PASSAGE TO READ: Begin

Promoting a risk-based approach for the regulatory oversight of vaccines used in pandemics

Global guidelines on regulatory preparedness for pandemic influenza vaccines have been revised to strengthen the regulating of vaccines risk-based approaches to vaccine regulation in the event of a pandemic.

During the 2009 H1N1 influenza pandemic, the deployment of pandemic influenza vaccines in importing countries was delayed or disrupted due to the lack of regulatory preparedness. This resulted in WHO developing guidelines for non-vaccine producing countries on the appropriate regulatory approaches to the marketing authorization and lot release of pandemic influenza vaccines in public health emergency conditions. These guidelines were developed in the context of the Pandemic Influenza Preparedness (PIP) Framework’s Partnership Contribution High Level Implementation Plan, covering regulatory capacity-building and strengthening of pandemic preparedness and response.

However, subsequent public health emergencies such as the Ebola epidemic and COVID-19 pandemic further exposed gaps in regulatory preparedness for other types of pandemic vaccines. The role of national regulatory authorities was not acknowledged in national pandemic preparedness plans, thereby hindering their ability to provide appropriate regulatory oversight.

Using lessons learned from these emergencies, stakeholder feedback, as well findings from WHO Global Benchmarking assessments, WHO initiated the revision of the Guidelines on regulatory preparedness for provision of marketing authorization of human pandemic influenza vaccines in non-vaccine-producing countries. The aim was to expand the scope to cover not just influenza but all pandemic vaccines, and to recommend a harmonised, systematic, risk-based approach for regulating vaccines during a pandemic or other public health emergency in importing countries.

The revised Guidelines empower national regulatory authorities to ensure the timely availability of lifesaving, quality-assured vaccines promoting public health. In particular, these guidelines emphasized the implementation of recognition and reliance principles throughout the entire regulatory system .

The process, supported by the PIP Partnership Contribution, began at the end of 2021 with the development of a concept note and approval from the WHO Expert Committee on Biological Standardization (ECBS) to update the guideline. A drafting group of experts was established in June 2022, with the draft guidelines undergoing three rounds of public consultation including a stakeholder workshop held in Turkiye in April 2023. The revised guideline was approved by the ECBS in October 2023 and will soon be published and available for Member States to implement.

PASSAGE TO READ: End

[EXERCISE REQUIREMENTS]: Translate this sentence from the text on regulating pandemic vaccines into Spanish: "However, subsequent public health emergencies such as the Ebola epidemic and COVID-19 pandemic further exposed gaps in regulatory preparedness for other types of pandemic vaccines."

RECORDS SUPPLIED: Begin

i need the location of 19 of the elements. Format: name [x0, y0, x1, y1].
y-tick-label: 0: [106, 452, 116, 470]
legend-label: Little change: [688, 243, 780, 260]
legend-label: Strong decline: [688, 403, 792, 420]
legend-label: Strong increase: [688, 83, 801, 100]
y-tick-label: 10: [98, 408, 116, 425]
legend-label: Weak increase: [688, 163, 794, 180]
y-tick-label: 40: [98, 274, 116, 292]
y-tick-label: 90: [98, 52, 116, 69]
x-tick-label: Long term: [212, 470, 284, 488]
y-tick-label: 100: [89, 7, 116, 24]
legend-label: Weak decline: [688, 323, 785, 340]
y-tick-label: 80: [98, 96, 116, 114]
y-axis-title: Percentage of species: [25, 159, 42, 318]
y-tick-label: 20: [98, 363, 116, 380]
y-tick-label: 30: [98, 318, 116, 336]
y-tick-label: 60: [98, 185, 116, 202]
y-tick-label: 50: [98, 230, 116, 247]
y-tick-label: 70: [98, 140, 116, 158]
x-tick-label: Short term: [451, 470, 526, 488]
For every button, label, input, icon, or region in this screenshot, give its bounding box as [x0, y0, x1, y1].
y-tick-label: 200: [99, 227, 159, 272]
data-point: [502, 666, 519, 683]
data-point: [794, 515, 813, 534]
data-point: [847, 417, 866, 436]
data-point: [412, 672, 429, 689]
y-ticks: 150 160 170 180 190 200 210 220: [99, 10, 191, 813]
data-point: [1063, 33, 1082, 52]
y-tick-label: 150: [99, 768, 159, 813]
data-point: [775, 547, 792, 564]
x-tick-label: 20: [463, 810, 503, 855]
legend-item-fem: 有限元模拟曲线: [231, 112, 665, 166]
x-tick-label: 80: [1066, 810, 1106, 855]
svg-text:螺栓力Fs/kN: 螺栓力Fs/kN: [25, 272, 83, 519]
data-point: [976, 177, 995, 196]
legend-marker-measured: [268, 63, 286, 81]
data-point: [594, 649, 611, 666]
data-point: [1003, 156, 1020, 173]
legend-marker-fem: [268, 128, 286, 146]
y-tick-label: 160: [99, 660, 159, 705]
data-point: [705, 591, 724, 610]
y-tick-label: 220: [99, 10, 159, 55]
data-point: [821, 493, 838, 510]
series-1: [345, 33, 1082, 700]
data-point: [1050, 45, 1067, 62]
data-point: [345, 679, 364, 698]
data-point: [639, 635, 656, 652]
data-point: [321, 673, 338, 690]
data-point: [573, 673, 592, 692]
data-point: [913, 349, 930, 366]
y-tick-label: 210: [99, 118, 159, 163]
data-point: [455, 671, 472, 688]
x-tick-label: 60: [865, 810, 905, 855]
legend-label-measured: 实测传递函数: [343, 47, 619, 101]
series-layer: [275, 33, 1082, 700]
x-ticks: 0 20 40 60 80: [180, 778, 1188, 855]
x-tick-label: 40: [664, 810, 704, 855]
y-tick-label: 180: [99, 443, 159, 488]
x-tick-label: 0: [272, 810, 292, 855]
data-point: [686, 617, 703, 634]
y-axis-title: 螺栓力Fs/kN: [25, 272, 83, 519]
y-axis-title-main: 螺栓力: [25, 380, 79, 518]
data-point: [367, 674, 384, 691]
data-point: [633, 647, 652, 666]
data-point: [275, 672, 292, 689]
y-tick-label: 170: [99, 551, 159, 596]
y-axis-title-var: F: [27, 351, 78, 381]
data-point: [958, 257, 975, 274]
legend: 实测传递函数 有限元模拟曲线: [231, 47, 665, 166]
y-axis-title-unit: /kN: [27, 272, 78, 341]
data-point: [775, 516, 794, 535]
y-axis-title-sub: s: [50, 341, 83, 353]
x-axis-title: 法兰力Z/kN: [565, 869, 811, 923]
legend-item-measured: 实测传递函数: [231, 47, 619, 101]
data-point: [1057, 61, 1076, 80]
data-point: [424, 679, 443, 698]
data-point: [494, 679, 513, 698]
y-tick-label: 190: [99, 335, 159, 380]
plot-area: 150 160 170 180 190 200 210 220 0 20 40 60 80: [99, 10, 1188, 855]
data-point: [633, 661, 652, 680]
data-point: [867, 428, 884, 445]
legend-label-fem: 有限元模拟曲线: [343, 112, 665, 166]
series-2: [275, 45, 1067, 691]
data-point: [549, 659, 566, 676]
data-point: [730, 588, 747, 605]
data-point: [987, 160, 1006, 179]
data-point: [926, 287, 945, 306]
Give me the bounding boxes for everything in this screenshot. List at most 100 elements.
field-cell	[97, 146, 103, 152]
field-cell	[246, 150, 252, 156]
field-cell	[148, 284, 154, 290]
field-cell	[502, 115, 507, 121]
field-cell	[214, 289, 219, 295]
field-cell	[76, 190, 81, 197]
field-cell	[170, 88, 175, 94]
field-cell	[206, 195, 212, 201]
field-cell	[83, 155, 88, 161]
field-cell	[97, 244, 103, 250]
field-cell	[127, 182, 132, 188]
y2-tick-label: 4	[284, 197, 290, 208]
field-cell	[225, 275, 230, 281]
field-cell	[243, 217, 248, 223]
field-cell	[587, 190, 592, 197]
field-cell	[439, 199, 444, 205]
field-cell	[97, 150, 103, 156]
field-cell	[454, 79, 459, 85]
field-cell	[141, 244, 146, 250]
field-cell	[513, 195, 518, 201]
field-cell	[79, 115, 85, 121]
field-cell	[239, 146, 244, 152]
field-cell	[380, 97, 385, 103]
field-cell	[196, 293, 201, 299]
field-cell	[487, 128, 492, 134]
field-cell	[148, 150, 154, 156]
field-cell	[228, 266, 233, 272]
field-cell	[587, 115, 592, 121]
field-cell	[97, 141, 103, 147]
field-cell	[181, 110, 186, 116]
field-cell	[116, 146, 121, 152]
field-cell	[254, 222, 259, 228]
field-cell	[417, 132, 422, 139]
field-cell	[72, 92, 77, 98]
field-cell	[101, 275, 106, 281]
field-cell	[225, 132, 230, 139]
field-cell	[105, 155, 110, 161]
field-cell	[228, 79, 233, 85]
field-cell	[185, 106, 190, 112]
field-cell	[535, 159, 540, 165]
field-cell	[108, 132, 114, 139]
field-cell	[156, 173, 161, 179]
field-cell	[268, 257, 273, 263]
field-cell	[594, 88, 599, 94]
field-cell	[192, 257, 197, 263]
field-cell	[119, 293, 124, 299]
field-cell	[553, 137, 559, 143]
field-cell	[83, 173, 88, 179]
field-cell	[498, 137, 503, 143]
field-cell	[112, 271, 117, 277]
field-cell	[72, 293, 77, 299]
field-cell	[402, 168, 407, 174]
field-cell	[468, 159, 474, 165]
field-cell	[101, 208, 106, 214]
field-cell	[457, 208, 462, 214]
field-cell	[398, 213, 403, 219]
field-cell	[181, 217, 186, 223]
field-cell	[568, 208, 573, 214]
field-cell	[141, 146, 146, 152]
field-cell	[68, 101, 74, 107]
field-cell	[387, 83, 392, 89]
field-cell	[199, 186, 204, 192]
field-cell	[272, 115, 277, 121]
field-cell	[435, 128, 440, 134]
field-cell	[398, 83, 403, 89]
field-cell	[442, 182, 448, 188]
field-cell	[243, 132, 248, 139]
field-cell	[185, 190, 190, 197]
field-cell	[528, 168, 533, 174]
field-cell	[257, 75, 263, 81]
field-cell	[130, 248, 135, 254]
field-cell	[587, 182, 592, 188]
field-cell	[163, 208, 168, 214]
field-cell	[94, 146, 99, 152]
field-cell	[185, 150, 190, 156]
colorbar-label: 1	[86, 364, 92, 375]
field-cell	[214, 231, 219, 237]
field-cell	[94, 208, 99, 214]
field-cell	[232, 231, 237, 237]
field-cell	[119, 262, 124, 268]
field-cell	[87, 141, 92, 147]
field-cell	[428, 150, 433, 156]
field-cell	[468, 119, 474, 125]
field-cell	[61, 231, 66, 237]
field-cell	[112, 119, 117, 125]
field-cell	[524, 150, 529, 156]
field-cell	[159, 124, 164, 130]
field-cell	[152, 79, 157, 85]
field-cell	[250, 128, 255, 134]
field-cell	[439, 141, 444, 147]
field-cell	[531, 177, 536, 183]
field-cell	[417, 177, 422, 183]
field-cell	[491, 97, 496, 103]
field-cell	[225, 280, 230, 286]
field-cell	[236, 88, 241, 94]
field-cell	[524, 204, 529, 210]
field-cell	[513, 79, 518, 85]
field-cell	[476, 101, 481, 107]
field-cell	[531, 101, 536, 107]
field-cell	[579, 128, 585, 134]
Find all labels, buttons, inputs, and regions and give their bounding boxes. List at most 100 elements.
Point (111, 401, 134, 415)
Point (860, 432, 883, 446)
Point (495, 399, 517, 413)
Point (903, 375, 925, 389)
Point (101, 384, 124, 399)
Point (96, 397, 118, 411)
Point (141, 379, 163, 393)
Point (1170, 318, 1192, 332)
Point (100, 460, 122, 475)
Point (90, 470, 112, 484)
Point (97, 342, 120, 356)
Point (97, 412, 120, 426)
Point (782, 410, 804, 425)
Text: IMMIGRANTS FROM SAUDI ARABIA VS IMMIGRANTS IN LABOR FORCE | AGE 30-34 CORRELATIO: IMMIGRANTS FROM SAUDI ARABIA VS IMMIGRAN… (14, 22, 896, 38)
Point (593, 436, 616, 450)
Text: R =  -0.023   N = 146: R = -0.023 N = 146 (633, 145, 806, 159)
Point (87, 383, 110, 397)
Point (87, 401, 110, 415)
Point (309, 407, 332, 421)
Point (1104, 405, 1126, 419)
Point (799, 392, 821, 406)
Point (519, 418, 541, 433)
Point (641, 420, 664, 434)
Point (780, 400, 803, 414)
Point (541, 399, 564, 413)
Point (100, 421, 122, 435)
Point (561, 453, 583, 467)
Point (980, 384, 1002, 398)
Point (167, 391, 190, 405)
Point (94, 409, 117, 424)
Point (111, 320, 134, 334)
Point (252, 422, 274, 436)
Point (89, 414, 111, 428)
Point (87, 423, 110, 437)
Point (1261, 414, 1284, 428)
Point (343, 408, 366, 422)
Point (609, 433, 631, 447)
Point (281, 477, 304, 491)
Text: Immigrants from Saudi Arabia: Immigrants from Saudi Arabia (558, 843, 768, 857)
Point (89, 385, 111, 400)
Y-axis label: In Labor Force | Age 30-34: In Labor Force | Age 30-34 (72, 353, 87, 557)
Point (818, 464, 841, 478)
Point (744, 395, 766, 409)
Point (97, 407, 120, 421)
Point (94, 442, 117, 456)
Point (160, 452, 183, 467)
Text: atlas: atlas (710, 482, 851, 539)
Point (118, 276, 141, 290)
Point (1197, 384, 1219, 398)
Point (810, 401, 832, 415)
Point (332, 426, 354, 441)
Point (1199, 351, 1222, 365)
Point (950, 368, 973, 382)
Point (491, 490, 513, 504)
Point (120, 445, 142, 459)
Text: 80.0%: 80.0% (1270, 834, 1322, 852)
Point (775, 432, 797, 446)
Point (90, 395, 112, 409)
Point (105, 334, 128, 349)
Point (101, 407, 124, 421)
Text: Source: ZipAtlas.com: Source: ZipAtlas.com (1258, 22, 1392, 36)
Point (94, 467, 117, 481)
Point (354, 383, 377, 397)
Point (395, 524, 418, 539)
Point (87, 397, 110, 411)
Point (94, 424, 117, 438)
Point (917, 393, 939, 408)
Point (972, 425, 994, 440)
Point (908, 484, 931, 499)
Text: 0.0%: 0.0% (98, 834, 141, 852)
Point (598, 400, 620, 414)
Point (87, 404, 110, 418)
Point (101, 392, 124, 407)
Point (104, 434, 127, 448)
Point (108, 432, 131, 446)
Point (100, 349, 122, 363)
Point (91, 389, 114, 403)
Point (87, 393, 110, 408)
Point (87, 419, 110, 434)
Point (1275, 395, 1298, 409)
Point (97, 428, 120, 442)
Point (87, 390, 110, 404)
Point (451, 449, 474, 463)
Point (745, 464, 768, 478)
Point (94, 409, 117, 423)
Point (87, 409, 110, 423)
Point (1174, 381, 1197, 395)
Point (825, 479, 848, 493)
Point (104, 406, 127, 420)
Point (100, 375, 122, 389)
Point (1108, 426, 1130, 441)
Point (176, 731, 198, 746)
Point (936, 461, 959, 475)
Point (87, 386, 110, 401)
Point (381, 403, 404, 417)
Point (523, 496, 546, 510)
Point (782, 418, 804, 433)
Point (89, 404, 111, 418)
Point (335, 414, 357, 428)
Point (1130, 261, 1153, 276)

RECORDS SUPPLIED: End

[WRITTEN SOLUTION]: Sin embargo, emergencias de salud pública posteriores, como la epidemia de ébola y la pandemia de COVID-19, pusieron aún más de manifiesto las deficiencias en la preparación regulatoria para otros tipos de vacunas pandémicas.